= PROBLEM TO SOLVE =
Nothing in the records may be left out or altered; reproduce them all exactly.

= LISTED ENTRIES =

• • • • • • •

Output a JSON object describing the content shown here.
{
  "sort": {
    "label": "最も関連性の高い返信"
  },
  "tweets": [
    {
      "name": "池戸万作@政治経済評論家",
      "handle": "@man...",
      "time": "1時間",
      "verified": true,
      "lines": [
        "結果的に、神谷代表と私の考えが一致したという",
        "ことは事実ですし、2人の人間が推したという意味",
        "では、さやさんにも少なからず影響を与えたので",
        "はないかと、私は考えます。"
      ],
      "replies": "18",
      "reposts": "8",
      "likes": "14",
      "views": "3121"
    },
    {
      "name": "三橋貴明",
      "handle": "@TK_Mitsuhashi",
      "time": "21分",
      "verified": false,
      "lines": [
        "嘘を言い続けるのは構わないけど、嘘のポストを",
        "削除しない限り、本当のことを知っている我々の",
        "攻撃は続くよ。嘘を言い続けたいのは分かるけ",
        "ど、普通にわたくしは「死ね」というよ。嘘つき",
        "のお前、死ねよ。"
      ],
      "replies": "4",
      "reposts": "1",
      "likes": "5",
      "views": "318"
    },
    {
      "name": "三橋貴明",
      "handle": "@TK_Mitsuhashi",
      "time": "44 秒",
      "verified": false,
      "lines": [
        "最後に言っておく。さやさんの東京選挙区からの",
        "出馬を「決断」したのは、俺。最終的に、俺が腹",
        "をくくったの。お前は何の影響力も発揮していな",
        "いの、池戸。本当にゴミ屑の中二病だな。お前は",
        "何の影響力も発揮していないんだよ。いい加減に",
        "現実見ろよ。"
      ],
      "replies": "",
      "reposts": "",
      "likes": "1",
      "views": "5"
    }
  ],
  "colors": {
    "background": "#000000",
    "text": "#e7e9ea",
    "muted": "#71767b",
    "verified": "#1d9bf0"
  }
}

• • • • • • •

= FULL ANSWER =
Output a JSON object describing the content shown here.
{
  "sort": {
    "label": "最も関連性の高い返信"
  },
  "tweets": [
    {
      "name": "池戸万作@政治経済評論家",
      "handle": "@man...",
      "time": "1時間",
      "verified": true,
      "lines": [
        "結果的に、神谷代表と私の考えが一致したという",
        "ことは事実ですし、2人の人間が推したという意味",
        "では、さやさんにも少なからず影響を与えたので",
        "はないかと、私は考えます。"
      ],
      "replies": "18",
      "reposts": "8",
      "likes": "14",
      "views": "3121"
    },
    {
      "name": "三橋貴明",
      "handle": "@TK_Mitsuhashi",
      "time": "21分",
      "verified": false,
      "lines": [
        "嘘を言い続けるのは構わないけど、嘘のポストを",
        "削除しない限り、本当のことを知っている我々の",
        "攻撃は続くよ。嘘を言い続けたいのは分かるけ",
        "ど、普通にわたくしは「死ね」というよ。嘘つき",
        "のお前、死ねよ。"
      ],
      "replies": "4",
      "reposts": "1",
      "likes": "5",
      "views": "318"
    },
    {
      "name": "三橋貴明",
      "handle": "@TK_Mitsuhashi",
      "time": "44 秒",
      "verified": false,
      "lines": [
        "最後に言っておく。さやさんの東京選挙区からの",
        "出馬を「決断」したのは、俺。最終的に、俺が腹",
        "をくくったの。お前は何の影響力も発揮していな",
        "いの、池戸。本当にゴミ屑の中二病だな。お前は",
        "何の影響力も発揮していないんだよ。いい加減に",
        "現実見ろよ。"
      ],
      "replies": "",
      "reposts": "",
      "likes": "1",
      "views": "5"
    }
  ],
  "colors": {
    "background": "#000000",
    "text": "#e7e9ea",
    "muted": "#71767b",
    "verified": "#1d9bf0"
  }
}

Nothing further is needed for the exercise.